= What is required =
Provide the number of lines where the word "value" occurs, and no other text.
---- Extracted information
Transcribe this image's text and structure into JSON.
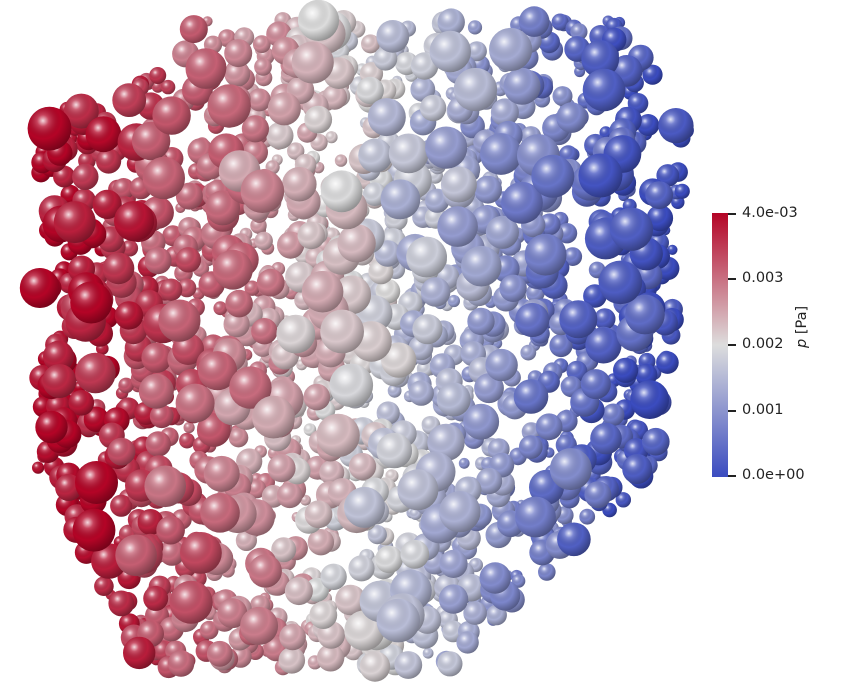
{
  "scalar_field": {
    "symbol": "p",
    "unit": "[Pa]",
    "min": 0.0,
    "max": 0.004
  },
  "colorbar": {
    "colormap": "Cool to Warm",
    "color_low": "#3b4cc0",
    "color_mid": "#dddddd",
    "color_high": "#b40426",
    "ticks": [
      {
        "value": 0.004,
        "label": "4.0e-03"
      },
      {
        "value": 0.003,
        "label": "0.003"
      },
      {
        "value": 0.002,
        "label": "0.002"
      },
      {
        "value": 0.001,
        "label": "0.001"
      },
      {
        "value": 0.0,
        "label": "0.0e+00"
      }
    ]
  },
  "render": {
    "object": "sphere packing",
    "background": "#ffffff"
  }
}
--------
= Correct output =
5